Exercise details: Every entry here needs to be repeated exactly.

Listed records:
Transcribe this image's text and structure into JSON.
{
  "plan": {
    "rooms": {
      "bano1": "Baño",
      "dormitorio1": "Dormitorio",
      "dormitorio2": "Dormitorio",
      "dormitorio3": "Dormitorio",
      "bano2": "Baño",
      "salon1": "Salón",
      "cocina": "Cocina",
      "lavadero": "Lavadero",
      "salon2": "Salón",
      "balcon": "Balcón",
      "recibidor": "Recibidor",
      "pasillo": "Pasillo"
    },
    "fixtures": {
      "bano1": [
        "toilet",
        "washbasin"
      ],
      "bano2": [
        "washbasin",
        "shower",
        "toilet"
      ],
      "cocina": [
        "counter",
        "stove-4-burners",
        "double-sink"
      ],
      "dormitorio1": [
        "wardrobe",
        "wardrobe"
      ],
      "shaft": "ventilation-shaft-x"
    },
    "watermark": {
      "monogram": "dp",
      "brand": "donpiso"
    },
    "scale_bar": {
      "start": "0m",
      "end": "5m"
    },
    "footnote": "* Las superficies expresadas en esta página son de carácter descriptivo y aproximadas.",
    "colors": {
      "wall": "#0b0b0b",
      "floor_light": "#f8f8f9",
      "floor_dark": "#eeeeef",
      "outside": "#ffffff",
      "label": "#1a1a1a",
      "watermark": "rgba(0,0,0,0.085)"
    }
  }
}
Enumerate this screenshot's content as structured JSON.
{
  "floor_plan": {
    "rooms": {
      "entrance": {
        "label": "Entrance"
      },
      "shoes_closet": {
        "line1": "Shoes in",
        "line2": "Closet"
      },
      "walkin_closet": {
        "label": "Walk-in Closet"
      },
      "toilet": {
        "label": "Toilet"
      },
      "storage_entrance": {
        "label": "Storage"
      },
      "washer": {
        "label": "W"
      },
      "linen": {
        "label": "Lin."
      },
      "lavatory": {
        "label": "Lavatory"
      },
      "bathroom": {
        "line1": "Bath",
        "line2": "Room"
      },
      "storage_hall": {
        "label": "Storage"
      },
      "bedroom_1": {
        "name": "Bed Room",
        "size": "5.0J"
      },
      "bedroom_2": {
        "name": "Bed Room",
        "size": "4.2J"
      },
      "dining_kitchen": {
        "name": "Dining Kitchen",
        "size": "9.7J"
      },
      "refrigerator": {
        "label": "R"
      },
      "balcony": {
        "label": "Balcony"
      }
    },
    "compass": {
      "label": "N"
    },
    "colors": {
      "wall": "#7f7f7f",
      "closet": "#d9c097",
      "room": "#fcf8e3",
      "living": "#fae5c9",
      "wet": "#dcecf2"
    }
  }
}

Answer to this exercise:
Transcribe this image's text and structure into JSON.
{
  "plan": {
    "rooms": {
      "bano1": "Baño",
      "dormitorio1": "Dormitorio",
      "dormitorio2": "Dormitorio",
      "dormitorio3": "Dormitorio",
      "bano2": "Baño",
      "salon1": "Salón",
      "cocina": "Cocina",
      "lavadero": "Lavadero",
      "salon2": "Salón",
      "balcon": "Balcón",
      "recibidor": "Recibidor",
      "pasillo": "Pasillo"
    },
    "fixtures": {
      "bano1": [
        "toilet",
        "washbasin"
      ],
      "bano2": [
        "washbasin",
        "shower",
        "toilet"
      ],
      "cocina": [
        "counter",
        "stove-4-burners",
        "double-sink"
      ],
      "dormitorio1": [
        "wardrobe",
        "wardrobe"
      ],
      "shaft": "ventilation-shaft-x"
    },
    "watermark": {
      "monogram": "dp",
      "brand": "donpiso"
    },
    "scale_bar": {
      "start": "0m",
      "end": "5m"
    },
    "footnote": "* Las superficies expresadas en esta página son de carácter descriptivo y aproximadas.",
    "colors": {
      "wall": "#0b0b0b",
      "floor_light": "#f8f8f9",
      "floor_dark": "#eeeeef",
      "outside": "#ffffff",
      "label": "#1a1a1a",
      "watermark": "rgba(0,0,0,0.085)"
    }
  }
}
Enumerate this screenshot's content as structured JSON.
{
  "floor_plan": {
    "rooms": {
      "entrance": {
        "label": "Entrance"
      },
      "shoes_closet": {
        "line1": "Shoes in",
        "line2": "Closet"
      },
      "walkin_closet": {
        "label": "Walk-in Closet"
      },
      "toilet": {
        "label": "Toilet"
      },
      "storage_entrance": {
        "label": "Storage"
      },
      "washer": {
        "label": "W"
      },
      "linen": {
        "label": "Lin."
      },
      "lavatory": {
        "label": "Lavatory"
      },
      "bathroom": {
        "line1": "Bath",
        "line2": "Room"
      },
      "storage_hall": {
        "label": "Storage"
      },
      "bedroom_1": {
        "name": "Bed Room",
        "size": "5.0J"
      },
      "bedroom_2": {
        "name": "Bed Room",
        "size": "4.2J"
      },
      "dining_kitchen": {
        "name": "Dining Kitchen",
        "size": "9.7J"
      },
      "refrigerator": {
        "label": "R"
      },
      "balcony": {
        "label": "Balcony"
      }
    },
    "compass": {
      "label": "N"
    },
    "colors": {
      "wall": "#7f7f7f",
      "closet": "#d9c097",
      "room": "#fcf8e3",
      "living": "#fae5c9",
      "wet": "#dcecf2"
    }
  }
}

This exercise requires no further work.